Print the records below exactly as they appear.

*-*-*

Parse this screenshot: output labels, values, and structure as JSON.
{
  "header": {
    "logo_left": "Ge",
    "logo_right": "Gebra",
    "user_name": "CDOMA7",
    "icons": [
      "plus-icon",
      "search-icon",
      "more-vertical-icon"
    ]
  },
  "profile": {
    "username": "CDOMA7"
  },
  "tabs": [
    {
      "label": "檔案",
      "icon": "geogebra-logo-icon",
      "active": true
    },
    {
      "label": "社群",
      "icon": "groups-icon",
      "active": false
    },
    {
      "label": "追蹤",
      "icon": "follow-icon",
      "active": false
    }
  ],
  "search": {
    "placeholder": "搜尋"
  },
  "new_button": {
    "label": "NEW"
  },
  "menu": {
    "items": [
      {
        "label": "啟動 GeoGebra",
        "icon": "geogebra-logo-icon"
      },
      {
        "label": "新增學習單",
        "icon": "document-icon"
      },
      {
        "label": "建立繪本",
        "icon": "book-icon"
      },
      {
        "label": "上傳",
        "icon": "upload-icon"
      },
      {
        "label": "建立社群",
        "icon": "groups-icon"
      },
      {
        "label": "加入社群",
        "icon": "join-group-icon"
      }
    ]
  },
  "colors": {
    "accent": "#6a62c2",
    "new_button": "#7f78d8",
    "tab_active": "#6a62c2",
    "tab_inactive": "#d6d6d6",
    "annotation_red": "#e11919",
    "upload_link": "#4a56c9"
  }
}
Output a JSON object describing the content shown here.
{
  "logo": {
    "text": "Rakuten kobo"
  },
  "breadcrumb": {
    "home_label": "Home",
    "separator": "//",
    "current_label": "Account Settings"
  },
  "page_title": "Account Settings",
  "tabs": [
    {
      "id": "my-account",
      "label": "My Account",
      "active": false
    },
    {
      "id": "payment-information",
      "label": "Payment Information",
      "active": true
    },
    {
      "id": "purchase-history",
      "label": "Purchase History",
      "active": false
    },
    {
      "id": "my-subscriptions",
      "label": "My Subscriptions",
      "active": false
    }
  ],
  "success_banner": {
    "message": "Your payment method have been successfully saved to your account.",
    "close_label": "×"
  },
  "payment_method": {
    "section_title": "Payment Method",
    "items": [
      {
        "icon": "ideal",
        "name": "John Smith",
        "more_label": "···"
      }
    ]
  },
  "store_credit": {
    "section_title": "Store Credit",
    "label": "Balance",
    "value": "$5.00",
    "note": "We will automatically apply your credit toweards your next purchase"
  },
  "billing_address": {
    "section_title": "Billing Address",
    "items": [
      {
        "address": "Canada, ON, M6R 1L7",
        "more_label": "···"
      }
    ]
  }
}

*-*-*

• **COMPLETED TASK**
Parse this screenshot: output labels, values, and structure as JSON.
{
  "header": {
    "logo_left": "Ge",
    "logo_right": "Gebra",
    "user_name": "CDOMA7",
    "icons": [
      "plus-icon",
      "search-icon",
      "more-vertical-icon"
    ]
  },
  "profile": {
    "username": "CDOMA7"
  },
  "tabs": [
    {
      "label": "檔案",
      "icon": "geogebra-logo-icon",
      "active": true
    },
    {
      "label": "社群",
      "icon": "groups-icon",
      "active": false
    },
    {
      "label": "追蹤",
      "icon": "follow-icon",
      "active": false
    }
  ],
  "search": {
    "placeholder": "搜尋"
  },
  "new_button": {
    "label": "NEW"
  },
  "menu": {
    "items": [
      {
        "label": "啟動 GeoGebra",
        "icon": "geogebra-logo-icon"
      },
      {
        "label": "新增學習單",
        "icon": "document-icon"
      },
      {
        "label": "建立繪本",
        "icon": "book-icon"
      },
      {
        "label": "上傳",
        "icon": "upload-icon"
      },
      {
        "label": "建立社群",
        "icon": "groups-icon"
      },
      {
        "label": "加入社群",
        "icon": "join-group-icon"
      }
    ]
  },
  "colors": {
    "accent": "#6a62c2",
    "new_button": "#7f78d8",
    "tab_active": "#6a62c2",
    "tab_inactive": "#d6d6d6",
    "annotation_red": "#e11919",
    "upload_link": "#4a56c9"
  }
}
Output a JSON object describing the content shown here.
{
  "logo": {
    "text": "Rakuten kobo"
  },
  "breadcrumb": {
    "home_label": "Home",
    "separator": "//",
    "current_label": "Account Settings"
  },
  "page_title": "Account Settings",
  "tabs": [
    {
      "id": "my-account",
      "label": "My Account",
      "active": false
    },
    {
      "id": "payment-information",
      "label": "Payment Information",
      "active": true
    },
    {
      "id": "purchase-history",
      "label": "Purchase History",
      "active": false
    },
    {
      "id": "my-subscriptions",
      "label": "My Subscriptions",
      "active": false
    }
  ],
  "success_banner": {
    "message": "Your payment method have been successfully saved to your account.",
    "close_label": "×"
  },
  "payment_method": {
    "section_title": "Payment Method",
    "items": [
      {
        "icon": "ideal",
        "name": "John Smith",
        "more_label": "···"
      }
    ]
  },
  "store_credit": {
    "section_title": "Store Credit",
    "label": "Balance",
    "value": "$5.00",
    "note": "We will automatically apply your credit toweards your next purchase"
  },
  "billing_address": {
    "section_title": "Billing Address",
    "items": [
      {
        "address": "Canada, ON, M6R 1L7",
        "more_label": "···"
      }
    ]
  }
}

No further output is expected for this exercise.